Copy the lines below verbatim, but only from the line containing "Enumerate this screenshot's" through the end of the data.

[Dataset items]
──────────

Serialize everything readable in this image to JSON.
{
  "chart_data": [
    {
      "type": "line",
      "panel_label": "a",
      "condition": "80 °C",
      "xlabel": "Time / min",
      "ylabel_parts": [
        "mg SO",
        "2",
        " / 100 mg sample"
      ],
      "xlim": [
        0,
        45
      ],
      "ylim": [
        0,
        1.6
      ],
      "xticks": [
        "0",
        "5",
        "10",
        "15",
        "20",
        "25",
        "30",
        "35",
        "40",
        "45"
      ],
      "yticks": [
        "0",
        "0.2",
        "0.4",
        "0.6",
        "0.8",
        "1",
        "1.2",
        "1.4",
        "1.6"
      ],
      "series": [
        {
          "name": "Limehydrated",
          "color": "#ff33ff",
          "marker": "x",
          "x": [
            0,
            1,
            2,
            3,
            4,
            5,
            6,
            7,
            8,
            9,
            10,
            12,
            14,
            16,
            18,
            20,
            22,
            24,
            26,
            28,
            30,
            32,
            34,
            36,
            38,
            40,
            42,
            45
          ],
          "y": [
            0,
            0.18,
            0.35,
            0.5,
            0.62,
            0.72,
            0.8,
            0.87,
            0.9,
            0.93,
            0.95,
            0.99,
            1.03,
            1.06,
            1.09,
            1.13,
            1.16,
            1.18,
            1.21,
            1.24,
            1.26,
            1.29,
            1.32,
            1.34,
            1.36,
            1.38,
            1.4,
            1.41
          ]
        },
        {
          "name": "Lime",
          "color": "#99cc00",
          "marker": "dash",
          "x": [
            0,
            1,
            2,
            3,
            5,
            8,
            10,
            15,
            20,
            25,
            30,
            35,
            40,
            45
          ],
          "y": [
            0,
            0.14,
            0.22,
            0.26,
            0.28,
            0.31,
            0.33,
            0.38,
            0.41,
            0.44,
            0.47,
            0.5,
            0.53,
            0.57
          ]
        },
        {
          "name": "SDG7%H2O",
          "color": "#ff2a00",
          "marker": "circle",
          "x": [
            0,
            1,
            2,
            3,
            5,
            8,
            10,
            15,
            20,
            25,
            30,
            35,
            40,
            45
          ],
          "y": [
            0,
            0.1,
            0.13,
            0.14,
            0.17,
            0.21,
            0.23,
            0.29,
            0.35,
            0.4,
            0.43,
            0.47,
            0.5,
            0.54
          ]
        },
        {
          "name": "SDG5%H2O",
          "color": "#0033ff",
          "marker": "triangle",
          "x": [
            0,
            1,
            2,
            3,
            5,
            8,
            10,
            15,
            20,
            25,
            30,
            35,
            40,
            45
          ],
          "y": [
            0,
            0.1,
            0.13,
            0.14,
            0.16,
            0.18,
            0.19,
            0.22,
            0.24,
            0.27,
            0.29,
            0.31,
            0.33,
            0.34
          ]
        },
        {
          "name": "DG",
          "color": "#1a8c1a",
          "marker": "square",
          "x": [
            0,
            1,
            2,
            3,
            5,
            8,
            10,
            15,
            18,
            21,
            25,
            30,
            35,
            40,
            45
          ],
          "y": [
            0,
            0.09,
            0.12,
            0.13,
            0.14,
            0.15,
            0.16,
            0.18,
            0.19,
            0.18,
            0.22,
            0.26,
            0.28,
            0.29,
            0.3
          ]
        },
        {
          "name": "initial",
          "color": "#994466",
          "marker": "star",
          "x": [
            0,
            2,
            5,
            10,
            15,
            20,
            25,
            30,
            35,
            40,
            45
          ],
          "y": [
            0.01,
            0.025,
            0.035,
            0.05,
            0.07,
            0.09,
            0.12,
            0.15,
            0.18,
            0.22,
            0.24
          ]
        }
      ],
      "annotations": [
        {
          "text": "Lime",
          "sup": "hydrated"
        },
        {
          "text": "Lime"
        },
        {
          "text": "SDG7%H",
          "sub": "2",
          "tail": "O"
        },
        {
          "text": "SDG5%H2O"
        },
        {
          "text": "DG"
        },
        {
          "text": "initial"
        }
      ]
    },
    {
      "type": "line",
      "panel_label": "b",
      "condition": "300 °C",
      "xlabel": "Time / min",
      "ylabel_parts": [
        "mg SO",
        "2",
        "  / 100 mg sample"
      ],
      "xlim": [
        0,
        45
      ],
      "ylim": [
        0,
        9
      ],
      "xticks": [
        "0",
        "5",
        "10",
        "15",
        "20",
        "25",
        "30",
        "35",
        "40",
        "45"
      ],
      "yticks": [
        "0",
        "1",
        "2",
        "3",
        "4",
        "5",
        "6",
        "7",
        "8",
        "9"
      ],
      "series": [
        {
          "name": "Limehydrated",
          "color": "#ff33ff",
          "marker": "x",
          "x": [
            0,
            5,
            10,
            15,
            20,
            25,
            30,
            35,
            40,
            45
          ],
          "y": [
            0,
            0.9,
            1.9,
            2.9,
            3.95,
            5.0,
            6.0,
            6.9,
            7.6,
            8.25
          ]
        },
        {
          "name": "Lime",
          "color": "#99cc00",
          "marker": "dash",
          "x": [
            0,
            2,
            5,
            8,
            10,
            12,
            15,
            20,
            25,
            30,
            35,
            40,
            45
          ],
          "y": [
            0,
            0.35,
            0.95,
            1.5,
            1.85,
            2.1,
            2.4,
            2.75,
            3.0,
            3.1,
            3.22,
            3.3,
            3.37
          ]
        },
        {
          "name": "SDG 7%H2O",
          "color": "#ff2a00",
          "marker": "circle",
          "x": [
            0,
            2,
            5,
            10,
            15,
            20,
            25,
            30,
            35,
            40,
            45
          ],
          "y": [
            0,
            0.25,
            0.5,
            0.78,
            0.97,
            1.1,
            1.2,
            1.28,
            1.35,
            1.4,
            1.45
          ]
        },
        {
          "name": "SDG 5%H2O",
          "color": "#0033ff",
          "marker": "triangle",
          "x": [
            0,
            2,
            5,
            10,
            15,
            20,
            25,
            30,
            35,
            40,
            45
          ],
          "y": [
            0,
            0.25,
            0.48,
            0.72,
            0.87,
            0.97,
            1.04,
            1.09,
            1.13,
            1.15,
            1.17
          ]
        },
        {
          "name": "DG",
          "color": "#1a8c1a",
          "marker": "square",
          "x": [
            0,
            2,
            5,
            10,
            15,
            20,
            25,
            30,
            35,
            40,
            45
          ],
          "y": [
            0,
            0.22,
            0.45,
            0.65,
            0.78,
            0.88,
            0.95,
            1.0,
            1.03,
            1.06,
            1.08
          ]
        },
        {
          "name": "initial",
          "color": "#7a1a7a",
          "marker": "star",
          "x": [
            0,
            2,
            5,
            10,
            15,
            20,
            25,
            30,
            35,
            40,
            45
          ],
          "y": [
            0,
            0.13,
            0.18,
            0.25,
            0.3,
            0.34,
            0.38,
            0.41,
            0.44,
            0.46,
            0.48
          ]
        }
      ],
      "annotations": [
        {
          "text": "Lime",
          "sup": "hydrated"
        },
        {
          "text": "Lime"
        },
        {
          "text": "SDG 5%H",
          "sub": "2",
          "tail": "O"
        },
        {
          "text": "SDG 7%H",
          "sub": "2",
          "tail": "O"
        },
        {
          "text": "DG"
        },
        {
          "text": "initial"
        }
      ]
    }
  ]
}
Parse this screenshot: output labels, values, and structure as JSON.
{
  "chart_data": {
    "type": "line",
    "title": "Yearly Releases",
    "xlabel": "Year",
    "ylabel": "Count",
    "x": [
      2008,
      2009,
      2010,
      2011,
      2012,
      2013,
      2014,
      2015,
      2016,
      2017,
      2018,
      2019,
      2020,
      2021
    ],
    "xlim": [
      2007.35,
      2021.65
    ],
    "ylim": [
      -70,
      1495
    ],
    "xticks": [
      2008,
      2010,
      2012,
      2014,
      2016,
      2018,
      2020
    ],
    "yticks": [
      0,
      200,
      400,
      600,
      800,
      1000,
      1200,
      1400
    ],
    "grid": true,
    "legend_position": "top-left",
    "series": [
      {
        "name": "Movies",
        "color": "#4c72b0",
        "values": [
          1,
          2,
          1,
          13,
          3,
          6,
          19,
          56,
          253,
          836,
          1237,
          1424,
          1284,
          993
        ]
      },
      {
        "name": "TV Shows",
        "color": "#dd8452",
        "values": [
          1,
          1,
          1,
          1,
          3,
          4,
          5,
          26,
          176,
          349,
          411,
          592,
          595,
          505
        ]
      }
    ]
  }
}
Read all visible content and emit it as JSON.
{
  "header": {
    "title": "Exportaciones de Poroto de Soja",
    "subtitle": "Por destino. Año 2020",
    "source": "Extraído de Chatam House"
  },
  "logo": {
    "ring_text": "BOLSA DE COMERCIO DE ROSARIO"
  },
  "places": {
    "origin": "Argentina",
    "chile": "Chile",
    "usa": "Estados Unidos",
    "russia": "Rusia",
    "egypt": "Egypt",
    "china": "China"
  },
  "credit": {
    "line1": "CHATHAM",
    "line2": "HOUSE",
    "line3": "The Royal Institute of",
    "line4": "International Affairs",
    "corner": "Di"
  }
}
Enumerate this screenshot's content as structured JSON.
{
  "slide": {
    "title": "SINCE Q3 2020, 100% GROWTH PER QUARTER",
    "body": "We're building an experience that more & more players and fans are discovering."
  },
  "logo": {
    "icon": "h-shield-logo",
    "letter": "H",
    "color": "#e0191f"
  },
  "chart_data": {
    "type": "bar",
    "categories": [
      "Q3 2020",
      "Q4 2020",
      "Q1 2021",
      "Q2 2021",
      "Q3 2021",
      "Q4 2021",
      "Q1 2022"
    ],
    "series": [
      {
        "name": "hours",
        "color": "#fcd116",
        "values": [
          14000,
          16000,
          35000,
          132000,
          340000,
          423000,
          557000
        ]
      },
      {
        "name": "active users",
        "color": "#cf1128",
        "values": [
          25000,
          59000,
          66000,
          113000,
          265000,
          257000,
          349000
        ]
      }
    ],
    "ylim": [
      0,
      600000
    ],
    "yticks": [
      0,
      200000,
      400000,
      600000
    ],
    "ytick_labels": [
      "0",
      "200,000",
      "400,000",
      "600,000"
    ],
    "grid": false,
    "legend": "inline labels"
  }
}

──────────

### FULL ANSWER
Enumerate this screenshot's content as structured JSON.
{
  "slide": {
    "title": "SINCE Q3 2020, 100% GROWTH PER QUARTER",
    "body": "We're building an experience that more & more players and fans are discovering."
  },
  "logo": {
    "icon": "h-shield-logo",
    "letter": "H",
    "color": "#e0191f"
  },
  "chart_data": {
    "type": "bar",
    "categories": [
      "Q3 2020",
      "Q4 2020",
      "Q1 2021",
      "Q2 2021",
      "Q3 2021",
      "Q4 2021",
      "Q1 2022"
    ],
    "series": [
      {
        "name": "hours",
        "color": "#fcd116",
        "values": [
          14000,
          16000,
          35000,
          132000,
          340000,
          423000,
          557000
        ]
      },
      {
        "name": "active users",
        "color": "#cf1128",
        "values": [
          25000,
          59000,
          66000,
          113000,
          265000,
          257000,
          349000
        ]
      }
    ],
    "ylim": [
      0,
      600000
    ],
    "yticks": [
      0,
      200000,
      400000,
      600000
    ],
    "ytick_labels": [
      "0",
      "200,000",
      "400,000",
      "600,000"
    ],
    "grid": false,
    "legend": "inline labels"
  }
}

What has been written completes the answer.